■ **Objective**:
Copy every line of the records below word for word, omitting the picture placeholders.

[Element and coordinate records]
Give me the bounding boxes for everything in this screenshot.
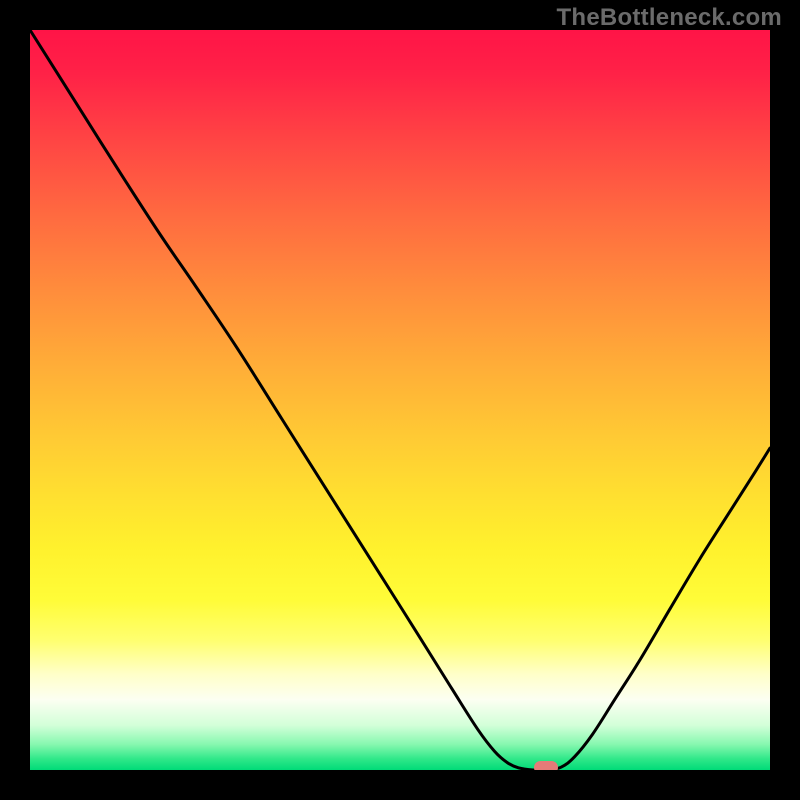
frame-bottom bbox=[0, 770, 800, 800]
frame-right bbox=[770, 0, 800, 800]
figure-root: TheBottleneck.com bbox=[0, 0, 800, 800]
plot-area bbox=[30, 30, 770, 770]
frame-left bbox=[0, 0, 30, 800]
optimal-point-marker bbox=[534, 761, 558, 770]
gradient-background bbox=[30, 30, 770, 770]
watermark-text: TheBottleneck.com bbox=[557, 4, 782, 32]
plot-svg bbox=[30, 30, 770, 770]
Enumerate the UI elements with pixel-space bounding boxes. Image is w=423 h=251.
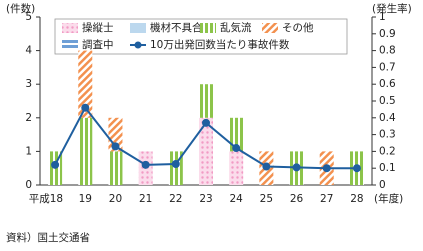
line-marker [352,164,361,173]
y2-tick-label: 0.4 [379,112,396,124]
legend-swatch [200,23,216,33]
bar [108,151,123,185]
x-tick-label: 28 [350,193,363,205]
line-marker [292,163,301,172]
line-marker [141,160,150,169]
legend-label: 乱気流 [220,21,252,34]
y2-tick-label: 0.5 [379,95,396,107]
y2-tick-label: 0.2 [379,145,396,157]
line-marker [262,162,271,171]
x-tick-label: 20 [109,193,122,205]
bar [199,84,213,118]
legend-swatch [62,40,78,50]
bar [229,117,244,152]
x-tick-label: 23 [199,193,212,205]
y2-tick-label: 0.3 [379,129,396,141]
legend-swatch [262,23,278,33]
y-tick-label: 2 [25,112,32,124]
y2-tick-label: 0.9 [379,28,396,40]
legend-swatch [62,23,78,33]
y-tick-label: 1 [25,145,32,157]
x-tick-label: 27 [320,193,333,205]
line-marker [202,118,210,127]
x-tick-label: 22 [169,193,182,205]
line-marker [111,142,120,151]
legend-box [54,18,348,55]
y2-tick-label: 0.7 [379,61,396,73]
y-tick-label: 4 [25,45,32,57]
line-marker [81,103,90,112]
y-tick-label: 0 [25,179,32,191]
bar [78,50,93,118]
legend-swatch [130,23,146,33]
x-tick-label: 19 [79,193,92,205]
legend-label: 操縦士 [82,21,114,34]
legend-label: 10万出発回数当たり事故件数 [150,38,290,51]
y-tick-label: 3 [25,78,32,90]
y2-tick-label: 0.6 [379,78,396,90]
legend-label: その他 [282,21,314,34]
bar [229,151,244,185]
x-tick-label: 26 [290,193,304,205]
line-marker [171,160,180,168]
legend-label: 機材不具合 [150,21,203,34]
x-tick-label: 平成18 [29,193,63,205]
y2-tick-label: 1 [379,11,386,23]
x-unit: (年度) [374,192,403,205]
y-tick-label: 5 [25,11,32,23]
y-axis-label: (件数) [6,2,35,15]
legend-label: 調査中 [82,38,114,51]
legend-marker [134,41,142,49]
x-tick-label: 21 [139,193,152,205]
line-marker [51,160,60,169]
line-marker [322,164,331,173]
y2-tick-label: 0.1 [379,162,396,174]
bar [199,117,213,185]
source: 資料）国土交通省 [6,231,90,244]
y2-tick-label: 0 [379,179,386,191]
x-tick-label: 25 [260,193,273,205]
bar [78,117,93,185]
y2-tick-label: 0.8 [379,45,396,57]
line-marker [232,144,241,153]
y2-axis-label: (発生率) [372,2,412,15]
x-tick-label: 24 [229,193,243,205]
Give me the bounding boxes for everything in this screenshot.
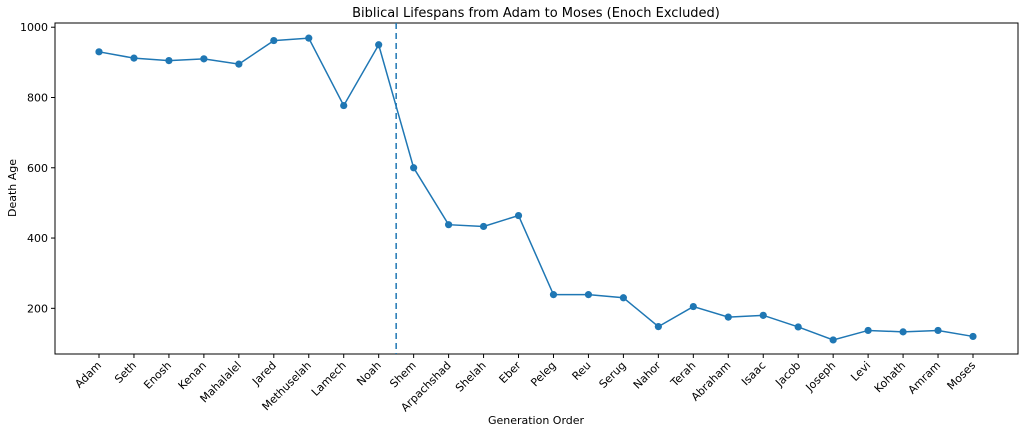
y-axis-title: Death Age [6,159,19,217]
data-point [549,291,558,299]
y-tick-label: 600 [27,162,48,175]
x-tick-label: Kohath [872,359,908,395]
x-tick-label: Levi [848,359,873,384]
x-tick-label: Enosh [141,359,174,392]
data-point [829,336,837,344]
x-tick-label: Amram [906,359,944,397]
data-point [654,322,662,331]
x-tick-label: Moses [945,359,979,393]
x-tick-label: Jared [249,359,279,389]
series-line [98,37,974,341]
y-tick-label: 1000 [20,21,48,34]
plot-frame [54,22,1019,355]
data-point [759,311,767,319]
data-point [165,56,173,65]
x-tick-label: Shem [387,359,418,390]
data-point [270,36,278,45]
data-point [934,326,942,335]
data-point [724,313,732,321]
data-point [235,60,243,68]
x-tick-label: Isaac [739,359,768,388]
data-point [899,328,907,336]
x-tick-label: Peleg [528,359,558,389]
data-point [619,294,628,302]
data-point [864,326,872,335]
data-point [514,211,523,220]
data-point [410,164,418,172]
data-point [200,55,208,63]
x-tick-label: Adam [72,359,104,391]
x-tick-label: Joseph [803,359,839,395]
x-tick-label: Kenan [176,359,209,392]
data-point [445,221,453,229]
x-tick-label: Reu [570,359,594,383]
x-tick-label: Lamech [309,359,349,399]
x-tick-label: Serug [597,359,629,391]
y-tick-label: 800 [27,91,48,104]
data-point [584,291,593,299]
data-point [794,323,802,331]
data-point [95,48,103,56]
x-tick-label: Shelah [453,359,489,395]
data-point [375,41,383,49]
data-point [305,34,313,42]
data-point [340,101,348,110]
y-tick-label: 200 [27,302,48,315]
x-tick-label: Eber [497,359,524,386]
x-axis-title: Generation Order [488,414,585,427]
x-tick-label: Terah [667,359,698,390]
data-point [689,302,697,311]
y-tick-label: 400 [27,232,48,245]
x-tick-label: Nahor [631,359,664,392]
x-tick-label: Jacob [772,359,803,390]
x-tick-label: Seth [112,359,139,386]
chart-title: Biblical Lifespans from Adam to Moses (E… [352,6,720,21]
x-tick-label: Noah [354,359,383,388]
data-point [130,54,138,62]
data-point [479,222,488,231]
data-point [969,332,977,341]
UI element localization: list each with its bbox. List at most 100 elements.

■ **Reply**:
Give me the bounding boxes for everything in this screenshot.
frame-bottom bbox=[0, 770, 800, 800]
frame-right bbox=[770, 0, 800, 800]
figure-root: TheBottleneck.com bbox=[0, 0, 800, 800]
plot-area bbox=[30, 30, 770, 770]
frame-left bbox=[0, 0, 30, 800]
optimal-point-marker bbox=[534, 761, 558, 770]
gradient-background bbox=[30, 30, 770, 770]
watermark-text: TheBottleneck.com bbox=[557, 4, 782, 32]
plot-svg bbox=[30, 30, 770, 770]
Enumerate the UI elements with pixel-space bounding boxes. Image is w=423 h=251.
line-marker [352,164,361,173]
y2-tick-label: 0.4 [379,112,396,124]
legend-swatch [200,23,216,33]
bar [108,151,123,185]
x-tick-label: 28 [350,193,363,205]
line-marker [292,163,301,172]
line-marker [141,160,150,169]
legend-label: 乱気流 [220,21,252,34]
y2-tick-label: 0.5 [379,95,396,107]
y2-tick-label: 0.2 [379,145,396,157]
line-marker [262,162,271,171]
x-tick-label: 20 [109,193,122,205]
bar [199,84,213,118]
legend-swatch [62,40,78,50]
bar [229,117,244,152]
x-tick-label: 23 [199,193,212,205]
y2-tick-label: 0.3 [379,129,396,141]
legend-swatch [262,23,278,33]
y-tick-label: 2 [25,112,32,124]
y2-tick-label: 0.9 [379,28,396,40]
legend-swatch [62,23,78,33]
y-tick-label: 1 [25,145,32,157]
x-tick-label: 27 [320,193,333,205]
line-marker [202,118,210,127]
x-tick-label: 22 [169,193,182,205]
line-marker [111,142,120,151]
legend-box [54,18,348,55]
y2-tick-label: 0.7 [379,61,396,73]
y-tick-label: 4 [25,45,32,57]
line-marker [81,103,90,112]
y-tick-label: 0 [25,179,32,191]
bar [78,50,93,118]
legend-swatch [130,23,146,33]
x-tick-label: 19 [79,193,92,205]
legend-label: 操縦士 [82,21,114,34]
legend-label: 10万出発回数当たり事故件数 [150,38,290,51]
y-tick-label: 3 [25,78,32,90]
y2-tick-label: 0.6 [379,78,396,90]
legend-label: その他 [282,21,314,34]
bar [229,151,244,185]
x-tick-label: 26 [290,193,304,205]
line-marker [171,160,180,168]
legend-label: 機材不具合 [150,21,203,34]
x-tick-label: 平成18 [29,193,63,205]
y2-tick-label: 1 [379,11,386,23]
x-unit: (年度) [374,192,403,205]
y-tick-label: 5 [25,11,32,23]
y-axis-label: (件数) [6,2,35,15]
legend-label: 調査中 [82,38,114,51]
legend-marker [134,41,142,49]
x-tick-label: 21 [139,193,152,205]
line-marker [51,160,60,169]
line-marker [322,164,331,173]
y2-tick-label: 0.1 [379,162,396,174]
bar [199,117,213,185]
source: 資料）国土交通省 [6,231,90,244]
y2-tick-label: 0 [379,179,386,191]
x-tick-label: 25 [260,193,273,205]
bar [78,117,93,185]
y2-tick-label: 0.8 [379,45,396,57]
line-marker [232,144,241,153]
y2-axis-label: (発生率) [372,2,412,15]
x-tick-label: 24 [229,193,243,205]
Give me the bounding boxes for everything in this screenshot.
y-axis-title: Death Age [6,159,19,217]
data-point [549,291,558,299]
y-tick-label: 600 [27,162,48,175]
x-tick-label: Kohath [872,359,908,395]
x-tick-label: Levi [848,359,873,384]
x-tick-label: Enosh [141,359,174,392]
data-point [829,336,837,344]
x-tick-label: Amram [906,359,944,397]
data-point [654,322,662,331]
x-tick-label: Moses [945,359,979,393]
x-tick-label: Jared [249,359,279,389]
series-line [98,37,974,341]
y-tick-label: 1000 [20,21,48,34]
plot-frame [54,22,1019,355]
data-point [759,311,767,319]
data-point [165,56,173,65]
x-tick-label: Shem [387,359,418,390]
data-point [270,36,278,45]
data-point [934,326,942,335]
data-point [724,313,732,321]
data-point [235,60,243,68]
x-tick-label: Isaac [739,359,768,388]
data-point [899,328,907,336]
x-tick-label: Peleg [528,359,558,389]
data-point [619,294,628,302]
data-point [864,326,872,335]
data-point [514,211,523,220]
data-point [410,164,418,172]
data-point [200,55,208,63]
x-tick-label: Adam [72,359,104,391]
x-tick-label: Joseph [803,359,839,395]
x-tick-label: Kenan [176,359,209,392]
data-point [445,221,453,229]
x-tick-label: Reu [570,359,594,383]
x-tick-label: Lamech [309,359,349,399]
x-tick-label: Serug [597,359,629,391]
y-tick-label: 800 [27,91,48,104]
data-point [584,291,593,299]
data-point [794,323,802,331]
data-point [95,48,103,56]
x-tick-label: Shelah [453,359,489,395]
data-point [375,41,383,49]
data-point [305,34,313,42]
data-point [340,101,348,110]
y-tick-label: 200 [27,302,48,315]
x-tick-label: Eber [497,359,524,386]
x-axis-title: Generation Order [488,414,585,427]
x-tick-label: Terah [667,359,698,390]
data-point [689,302,697,311]
y-tick-label: 400 [27,232,48,245]
x-tick-label: Nahor [631,359,664,392]
x-tick-label: Jacob [772,359,803,390]
x-tick-label: Seth [112,359,139,386]
chart-title: Biblical Lifespans from Adam to Moses (E… [352,6,720,21]
x-tick-label: Noah [354,359,383,388]
data-point [130,54,138,62]
data-point [479,222,488,231]
data-point [969,332,977,341]
UI element localization: list each with its bbox. List at most 100 elements.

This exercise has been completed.